Every entry must be repeated exactly. Exclude all pictures.

════

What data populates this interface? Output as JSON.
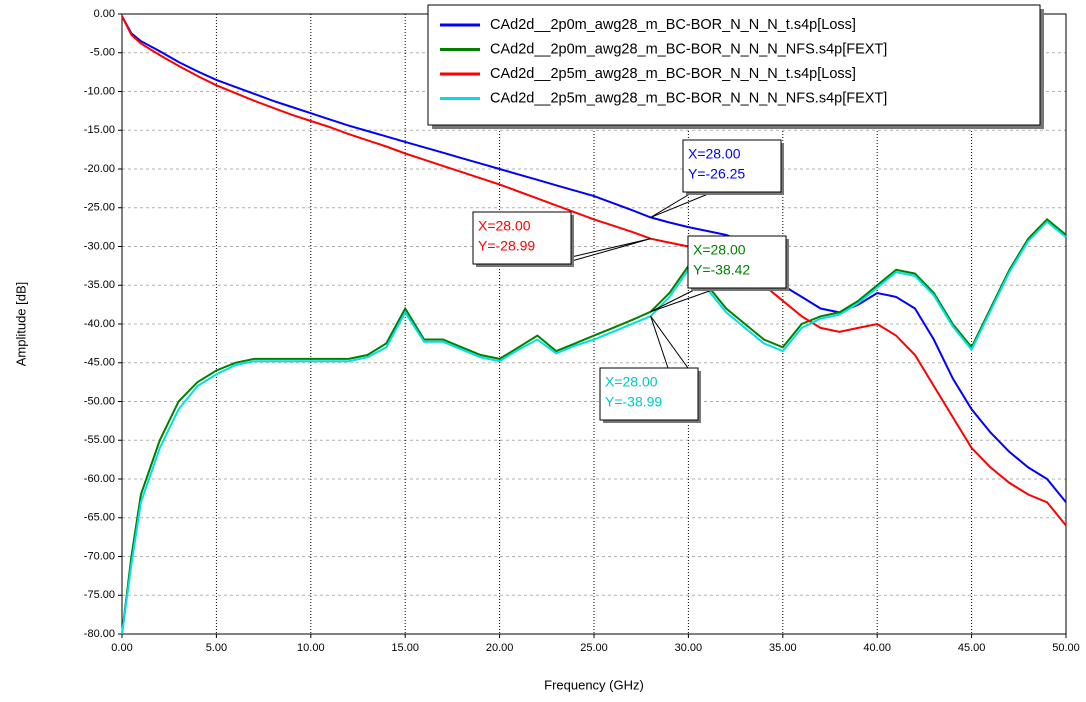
{
  "chart_data": {
    "type": "line",
    "x_label": "Frequency (GHz)",
    "y_label": "Amplitude [dB]",
    "xlim": [
      0,
      50
    ],
    "ylim": [
      -80,
      0
    ],
    "xticks": [
      {
        "value": 0,
        "label": "0.00"
      },
      {
        "value": 5,
        "label": "5.00"
      },
      {
        "value": 10,
        "label": "10.00"
      },
      {
        "value": 15,
        "label": "15.00"
      },
      {
        "value": 20,
        "label": "20.00"
      },
      {
        "value": 25,
        "label": "25.00"
      },
      {
        "value": 30,
        "label": "30.00"
      },
      {
        "value": 35,
        "label": "35.00"
      },
      {
        "value": 40,
        "label": "40.00"
      },
      {
        "value": 45,
        "label": "45.00"
      },
      {
        "value": 50,
        "label": "50.00"
      }
    ],
    "yticks": [
      {
        "value": 0,
        "label": "0.00"
      },
      {
        "value": -5,
        "label": "-5.00"
      },
      {
        "value": -10,
        "label": "-10.00"
      },
      {
        "value": -15,
        "label": "-15.00"
      },
      {
        "value": -20,
        "label": "-20.00"
      },
      {
        "value": -25,
        "label": "-25.00"
      },
      {
        "value": -30,
        "label": "-30.00"
      },
      {
        "value": -35,
        "label": "-35.00"
      },
      {
        "value": -40,
        "label": "-40.00"
      },
      {
        "value": -45,
        "label": "-45.00"
      },
      {
        "value": -50,
        "label": "-50.00"
      },
      {
        "value": -55,
        "label": "-55.00"
      },
      {
        "value": -60,
        "label": "-60.00"
      },
      {
        "value": -65,
        "label": "-65.00"
      },
      {
        "value": -70,
        "label": "-70.00"
      },
      {
        "value": -75,
        "label": "-75.00"
      },
      {
        "value": -80,
        "label": "-80.00"
      }
    ],
    "grid": true,
    "legend": "top-right",
    "x": [
      0,
      0.5,
      1,
      2,
      3,
      4,
      5,
      6,
      7,
      8,
      9,
      10,
      11,
      12,
      13,
      14,
      15,
      16,
      17,
      18,
      19,
      20,
      21,
      22,
      23,
      24,
      25,
      26,
      27,
      28,
      29,
      30,
      31,
      32,
      33,
      34,
      35,
      36,
      37,
      38,
      39,
      40,
      41,
      42,
      43,
      44,
      45,
      46,
      47,
      48,
      49,
      50
    ],
    "series": [
      {
        "name": "CAd2d__2p0m_awg28_m_BC-BOR_N_N_N_t.s4p[Loss]",
        "color": "#0000ff",
        "values": [
          -0.3,
          -2.5,
          -3.5,
          -4.8,
          -6.2,
          -7.4,
          -8.5,
          -9.4,
          -10.3,
          -11.2,
          -12,
          -12.8,
          -13.6,
          -14.4,
          -15.1,
          -15.8,
          -16.5,
          -17.2,
          -17.9,
          -18.6,
          -19.3,
          -20,
          -20.7,
          -21.4,
          -22.1,
          -22.8,
          -23.5,
          -24.4,
          -25.3,
          -26.25,
          -26.9,
          -27.5,
          -28,
          -28.5,
          -29.5,
          -32,
          -35,
          -36.5,
          -38,
          -38.5,
          -37.5,
          -36,
          -36.5,
          -38,
          -42,
          -47,
          -51,
          -54,
          -56.5,
          -58.5,
          -60,
          -63
        ]
      },
      {
        "name": "CAd2d__2p0m_awg28_m_BC-BOR_N_N_N_NFS.s4p[FEXT]",
        "color": "#008000",
        "values": [
          -80,
          -70,
          -62,
          -55,
          -50,
          -47.5,
          -46,
          -45,
          -44.5,
          -44.5,
          -44.5,
          -44.5,
          -44.5,
          -44.5,
          -44,
          -42.5,
          -38,
          -42,
          -42,
          -43,
          -44,
          -44.5,
          -43,
          -41.5,
          -43.5,
          -42.5,
          -41.5,
          -40.5,
          -39.5,
          -38.42,
          -36,
          -32.5,
          -35,
          -38,
          -40,
          -42,
          -43,
          -40,
          -39,
          -38.5,
          -37,
          -35,
          -33,
          -33.5,
          -36,
          -40,
          -43,
          -38,
          -33,
          -29,
          -26.5,
          -28.5
        ]
      },
      {
        "name": "CAd2d__2p5m_awg28_m_BC-BOR_N_N_N_t.s4p[Loss]",
        "color": "#ff0000",
        "values": [
          -0.3,
          -2.7,
          -3.8,
          -5.3,
          -6.7,
          -8,
          -9.2,
          -10.2,
          -11.2,
          -12.1,
          -13,
          -13.8,
          -14.6,
          -15.5,
          -16.3,
          -17.1,
          -18,
          -18.8,
          -19.6,
          -20.4,
          -21.2,
          -22,
          -22.9,
          -23.8,
          -24.7,
          -25.6,
          -26.5,
          -27.3,
          -28.1,
          -28.99,
          -29.5,
          -30,
          -30.5,
          -31,
          -32,
          -35,
          -37,
          -39,
          -40.5,
          -41,
          -40.5,
          -40,
          -41.5,
          -44,
          -48,
          -52,
          -56,
          -58.5,
          -60.5,
          -62,
          -63,
          -66
        ]
      },
      {
        "name": "CAd2d__2p5m_awg28_m_BC-BOR_N_N_N_NFS.s4p[FEXT]",
        "color": "#00e0e0",
        "values": [
          -80,
          -71,
          -63,
          -56,
          -51,
          -48,
          -46.5,
          -45.3,
          -44.8,
          -44.8,
          -44.8,
          -44.8,
          -44.8,
          -44.8,
          -44.3,
          -43,
          -38.5,
          -42.3,
          -42.3,
          -43.3,
          -44.3,
          -44.8,
          -43.3,
          -42,
          -43.8,
          -42.8,
          -42,
          -41,
          -40,
          -38.99,
          -36.5,
          -33,
          -35.5,
          -38.5,
          -40.5,
          -42.5,
          -43.5,
          -40.5,
          -39.3,
          -38.8,
          -37.3,
          -35.3,
          -33.3,
          -33.8,
          -36.3,
          -40.3,
          -43.3,
          -38.3,
          -33.3,
          -29.3,
          -26.8,
          -28.8
        ]
      }
    ],
    "annotations": [
      {
        "x": 28,
        "y": -26.25,
        "labels": [
          "X=28.00",
          "Y=-26.25"
        ],
        "color": "#0000ff"
      },
      {
        "x": 28,
        "y": -28.99,
        "labels": [
          "X=28.00",
          "Y=-28.99"
        ],
        "color": "#ff0000"
      },
      {
        "x": 28,
        "y": -38.42,
        "labels": [
          "X=28.00",
          "Y=-38.42"
        ],
        "color": "#008000"
      },
      {
        "x": 28,
        "y": -38.99,
        "labels": [
          "X=28.00",
          "Y=-38.99"
        ],
        "color": "#00c8c8"
      }
    ]
  }
}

════

_Exercise response_:
What data populates this interface? Output as JSON.
{
  "chart_data": {
    "type": "line",
    "x_label": "Frequency (GHz)",
    "y_label": "Amplitude [dB]",
    "xlim": [
      0,
      50
    ],
    "ylim": [
      -80,
      0
    ],
    "xticks": [
      {
        "value": 0,
        "label": "0.00"
      },
      {
        "value": 5,
        "label": "5.00"
      },
      {
        "value": 10,
        "label": "10.00"
      },
      {
        "value": 15,
        "label": "15.00"
      },
      {
        "value": 20,
        "label": "20.00"
      },
      {
        "value": 25,
        "label": "25.00"
      },
      {
        "value": 30,
        "label": "30.00"
      },
      {
        "value": 35,
        "label": "35.00"
      },
      {
        "value": 40,
        "label": "40.00"
      },
      {
        "value": 45,
        "label": "45.00"
      },
      {
        "value": 50,
        "label": "50.00"
      }
    ],
    "yticks": [
      {
        "value": 0,
        "label": "0.00"
      },
      {
        "value": -5,
        "label": "-5.00"
      },
      {
        "value": -10,
        "label": "-10.00"
      },
      {
        "value": -15,
        "label": "-15.00"
      },
      {
        "value": -20,
        "label": "-20.00"
      },
      {
        "value": -25,
        "label": "-25.00"
      },
      {
        "value": -30,
        "label": "-30.00"
      },
      {
        "value": -35,
        "label": "-35.00"
      },
      {
        "value": -40,
        "label": "-40.00"
      },
      {
        "value": -45,
        "label": "-45.00"
      },
      {
        "value": -50,
        "label": "-50.00"
      },
      {
        "value": -55,
        "label": "-55.00"
      },
      {
        "value": -60,
        "label": "-60.00"
      },
      {
        "value": -65,
        "label": "-65.00"
      },
      {
        "value": -70,
        "label": "-70.00"
      },
      {
        "value": -75,
        "label": "-75.00"
      },
      {
        "value": -80,
        "label": "-80.00"
      }
    ],
    "grid": true,
    "legend": "top-right",
    "x": [
      0,
      0.5,
      1,
      2,
      3,
      4,
      5,
      6,
      7,
      8,
      9,
      10,
      11,
      12,
      13,
      14,
      15,
      16,
      17,
      18,
      19,
      20,
      21,
      22,
      23,
      24,
      25,
      26,
      27,
      28,
      29,
      30,
      31,
      32,
      33,
      34,
      35,
      36,
      37,
      38,
      39,
      40,
      41,
      42,
      43,
      44,
      45,
      46,
      47,
      48,
      49,
      50
    ],
    "series": [
      {
        "name": "CAd2d__2p0m_awg28_m_BC-BOR_N_N_N_t.s4p[Loss]",
        "color": "#0000ff",
        "values": [
          -0.3,
          -2.5,
          -3.5,
          -4.8,
          -6.2,
          -7.4,
          -8.5,
          -9.4,
          -10.3,
          -11.2,
          -12,
          -12.8,
          -13.6,
          -14.4,
          -15.1,
          -15.8,
          -16.5,
          -17.2,
          -17.9,
          -18.6,
          -19.3,
          -20,
          -20.7,
          -21.4,
          -22.1,
          -22.8,
          -23.5,
          -24.4,
          -25.3,
          -26.25,
          -26.9,
          -27.5,
          -28,
          -28.5,
          -29.5,
          -32,
          -35,
          -36.5,
          -38,
          -38.5,
          -37.5,
          -36,
          -36.5,
          -38,
          -42,
          -47,
          -51,
          -54,
          -56.5,
          -58.5,
          -60,
          -63
        ]
      },
      {
        "name": "CAd2d__2p0m_awg28_m_BC-BOR_N_N_N_NFS.s4p[FEXT]",
        "color": "#008000",
        "values": [
          -80,
          -70,
          -62,
          -55,
          -50,
          -47.5,
          -46,
          -45,
          -44.5,
          -44.5,
          -44.5,
          -44.5,
          -44.5,
          -44.5,
          -44,
          -42.5,
          -38,
          -42,
          -42,
          -43,
          -44,
          -44.5,
          -43,
          -41.5,
          -43.5,
          -42.5,
          -41.5,
          -40.5,
          -39.5,
          -38.42,
          -36,
          -32.5,
          -35,
          -38,
          -40,
          -42,
          -43,
          -40,
          -39,
          -38.5,
          -37,
          -35,
          -33,
          -33.5,
          -36,
          -40,
          -43,
          -38,
          -33,
          -29,
          -26.5,
          -28.5
        ]
      },
      {
        "name": "CAd2d__2p5m_awg28_m_BC-BOR_N_N_N_t.s4p[Loss]",
        "color": "#ff0000",
        "values": [
          -0.3,
          -2.7,
          -3.8,
          -5.3,
          -6.7,
          -8,
          -9.2,
          -10.2,
          -11.2,
          -12.1,
          -13,
          -13.8,
          -14.6,
          -15.5,
          -16.3,
          -17.1,
          -18,
          -18.8,
          -19.6,
          -20.4,
          -21.2,
          -22,
          -22.9,
          -23.8,
          -24.7,
          -25.6,
          -26.5,
          -27.3,
          -28.1,
          -28.99,
          -29.5,
          -30,
          -30.5,
          -31,
          -32,
          -35,
          -37,
          -39,
          -40.5,
          -41,
          -40.5,
          -40,
          -41.5,
          -44,
          -48,
          -52,
          -56,
          -58.5,
          -60.5,
          -62,
          -63,
          -66
        ]
      },
      {
        "name": "CAd2d__2p5m_awg28_m_BC-BOR_N_N_N_NFS.s4p[FEXT]",
        "color": "#00e0e0",
        "values": [
          -80,
          -71,
          -63,
          -56,
          -51,
          -48,
          -46.5,
          -45.3,
          -44.8,
          -44.8,
          -44.8,
          -44.8,
          -44.8,
          -44.8,
          -44.3,
          -43,
          -38.5,
          -42.3,
          -42.3,
          -43.3,
          -44.3,
          -44.8,
          -43.3,
          -42,
          -43.8,
          -42.8,
          -42,
          -41,
          -40,
          -38.99,
          -36.5,
          -33,
          -35.5,
          -38.5,
          -40.5,
          -42.5,
          -43.5,
          -40.5,
          -39.3,
          -38.8,
          -37.3,
          -35.3,
          -33.3,
          -33.8,
          -36.3,
          -40.3,
          -43.3,
          -38.3,
          -33.3,
          -29.3,
          -26.8,
          -28.8
        ]
      }
    ],
    "annotations": [
      {
        "x": 28,
        "y": -26.25,
        "labels": [
          "X=28.00",
          "Y=-26.25"
        ],
        "color": "#0000ff"
      },
      {
        "x": 28,
        "y": -28.99,
        "labels": [
          "X=28.00",
          "Y=-28.99"
        ],
        "color": "#ff0000"
      },
      {
        "x": 28,
        "y": -38.42,
        "labels": [
          "X=28.00",
          "Y=-38.42"
        ],
        "color": "#008000"
      },
      {
        "x": 28,
        "y": -38.99,
        "labels": [
          "X=28.00",
          "Y=-38.99"
        ],
        "color": "#00c8c8"
      }
    ]
  }
}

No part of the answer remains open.